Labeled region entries

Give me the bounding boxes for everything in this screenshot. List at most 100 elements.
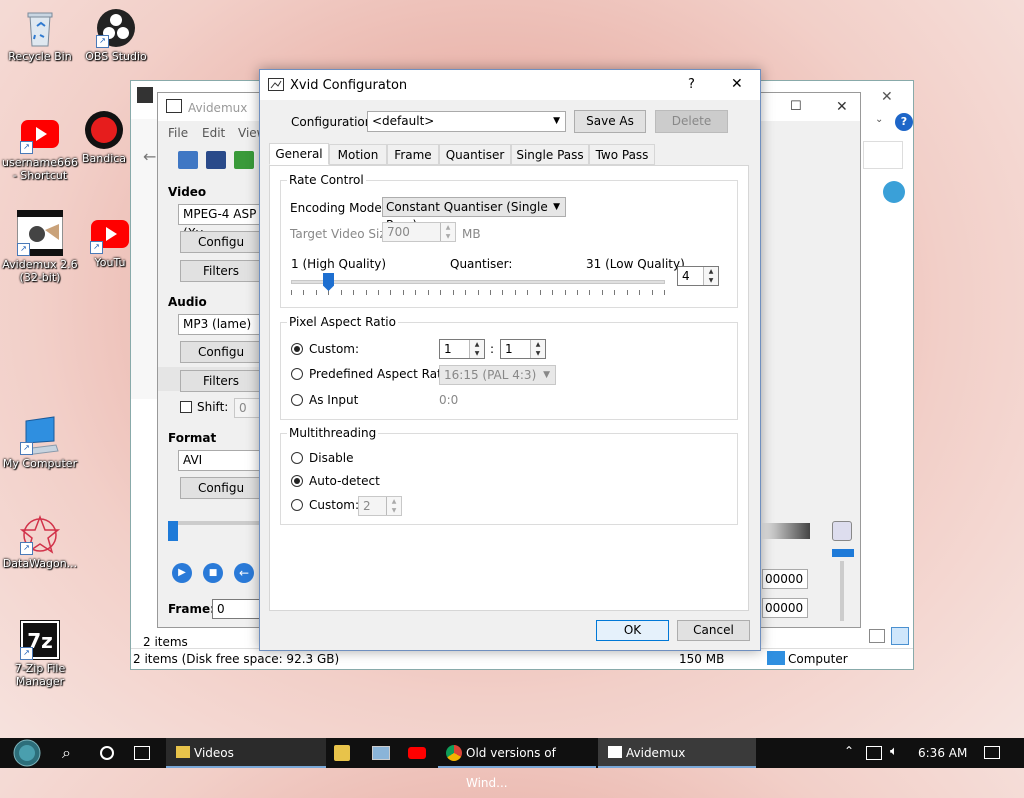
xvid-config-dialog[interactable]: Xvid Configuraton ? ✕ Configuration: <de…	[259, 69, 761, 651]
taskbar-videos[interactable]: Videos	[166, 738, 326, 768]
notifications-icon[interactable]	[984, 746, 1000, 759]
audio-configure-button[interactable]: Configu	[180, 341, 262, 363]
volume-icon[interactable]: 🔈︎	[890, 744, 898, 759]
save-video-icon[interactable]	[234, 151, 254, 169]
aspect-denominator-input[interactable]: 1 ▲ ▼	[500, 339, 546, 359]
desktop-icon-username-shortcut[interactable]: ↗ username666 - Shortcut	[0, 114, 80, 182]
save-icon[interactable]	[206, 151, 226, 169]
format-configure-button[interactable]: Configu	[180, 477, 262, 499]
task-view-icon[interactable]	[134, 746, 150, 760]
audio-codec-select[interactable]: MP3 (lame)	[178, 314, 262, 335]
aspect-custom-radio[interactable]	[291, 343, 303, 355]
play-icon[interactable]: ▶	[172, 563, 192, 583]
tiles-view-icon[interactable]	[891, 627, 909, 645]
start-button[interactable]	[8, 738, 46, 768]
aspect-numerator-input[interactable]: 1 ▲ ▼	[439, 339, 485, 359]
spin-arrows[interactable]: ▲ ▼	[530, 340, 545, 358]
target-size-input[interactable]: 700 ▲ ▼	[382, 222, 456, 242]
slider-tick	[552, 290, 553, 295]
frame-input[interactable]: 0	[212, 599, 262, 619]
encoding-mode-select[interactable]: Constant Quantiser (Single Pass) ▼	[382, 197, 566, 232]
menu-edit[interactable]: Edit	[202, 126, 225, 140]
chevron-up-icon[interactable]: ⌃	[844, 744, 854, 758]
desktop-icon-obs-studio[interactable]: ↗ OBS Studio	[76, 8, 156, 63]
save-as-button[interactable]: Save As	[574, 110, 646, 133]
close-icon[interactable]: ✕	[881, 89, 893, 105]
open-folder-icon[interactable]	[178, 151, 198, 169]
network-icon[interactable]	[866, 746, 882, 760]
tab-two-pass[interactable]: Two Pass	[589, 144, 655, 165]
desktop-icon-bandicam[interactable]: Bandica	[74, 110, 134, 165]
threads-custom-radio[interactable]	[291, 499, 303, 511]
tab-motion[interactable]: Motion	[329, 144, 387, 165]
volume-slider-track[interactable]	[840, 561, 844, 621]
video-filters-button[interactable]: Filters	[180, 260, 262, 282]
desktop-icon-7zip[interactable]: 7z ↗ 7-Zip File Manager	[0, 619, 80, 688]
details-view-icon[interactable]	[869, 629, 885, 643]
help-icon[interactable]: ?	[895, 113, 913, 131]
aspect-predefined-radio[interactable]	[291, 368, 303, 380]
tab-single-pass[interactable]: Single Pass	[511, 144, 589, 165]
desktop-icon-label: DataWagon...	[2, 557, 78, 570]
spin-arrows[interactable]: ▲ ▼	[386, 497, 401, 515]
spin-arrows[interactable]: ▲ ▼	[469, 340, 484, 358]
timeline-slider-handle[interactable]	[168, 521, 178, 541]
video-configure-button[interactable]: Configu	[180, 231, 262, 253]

Work to do:
Rewrite every one of the rows above with "Single Pass" swapped for "One Pass" and everything else kept the same. Leave the pictures out.

Exercise result:
Give me the bounding boxes for everything in this screenshot. List at most 100 elements.
xvid-config-dialog[interactable]: Xvid Configuraton ? ✕ Configuration: <de…	[259, 69, 761, 651]
taskbar-videos[interactable]: Videos	[166, 738, 326, 768]
notifications-icon[interactable]	[984, 746, 1000, 759]
audio-configure-button[interactable]: Configu	[180, 341, 262, 363]
volume-icon[interactable]: 🔈︎	[890, 744, 898, 759]
save-video-icon[interactable]	[234, 151, 254, 169]
aspect-denominator-input[interactable]: 1 ▲ ▼	[500, 339, 546, 359]
desktop-icon-username-shortcut[interactable]: ↗ username666 - Shortcut	[0, 114, 80, 182]
save-icon[interactable]	[206, 151, 226, 169]
format-configure-button[interactable]: Configu	[180, 477, 262, 499]
task-view-icon[interactable]	[134, 746, 150, 760]
audio-codec-select[interactable]: MP3 (lame)	[178, 314, 262, 335]
aspect-custom-radio[interactable]	[291, 343, 303, 355]
play-icon[interactable]: ▶	[172, 563, 192, 583]
tiles-view-icon[interactable]	[891, 627, 909, 645]
start-button[interactable]	[8, 738, 46, 768]
aspect-numerator-input[interactable]: 1 ▲ ▼	[439, 339, 485, 359]
spin-arrows[interactable]: ▲ ▼	[530, 340, 545, 358]
target-size-input[interactable]: 700 ▲ ▼	[382, 222, 456, 242]
slider-tick	[552, 290, 553, 295]
frame-input[interactable]: 0	[212, 599, 262, 619]
encoding-mode-select[interactable]: Constant Quantiser (One Pass) ▼	[382, 197, 566, 232]
menu-edit[interactable]: Edit	[202, 126, 225, 140]
chevron-up-icon[interactable]: ⌃	[844, 744, 854, 758]
desktop-icon-obs-studio[interactable]: ↗ OBS Studio	[76, 8, 156, 63]
save-as-button[interactable]: Save As	[574, 110, 646, 133]
close-icon[interactable]: ✕	[881, 89, 893, 105]
open-folder-icon[interactable]	[178, 151, 198, 169]
network-icon[interactable]	[866, 746, 882, 760]
tab-two-pass[interactable]: Two Pass	[589, 144, 655, 165]
desktop-icon-bandicam[interactable]: Bandica	[74, 110, 134, 165]
threads-custom-radio[interactable]	[291, 499, 303, 511]
tab-motion[interactable]: Motion	[329, 144, 387, 165]
volume-slider-track[interactable]	[840, 561, 844, 621]
video-filters-button[interactable]: Filters	[180, 260, 262, 282]
desktop-icon-7zip[interactable]: 7z ↗ 7-Zip File Manager	[0, 619, 80, 688]
details-view-icon[interactable]	[869, 629, 885, 643]
help-icon[interactable]: ?	[895, 113, 913, 131]
aspect-predefined-radio[interactable]	[291, 368, 303, 380]
tab-single-pass[interactable]: One Pass	[511, 144, 589, 165]
desktop-icon-label: DataWagon...	[2, 557, 78, 570]
spin-arrows[interactable]: ▲ ▼	[386, 497, 401, 515]
spin-arrows[interactable]: ▲ ▼	[469, 340, 484, 358]
timeline-slider-handle[interactable]	[168, 521, 178, 541]
video-configure-button[interactable]: Configu	[180, 231, 262, 253]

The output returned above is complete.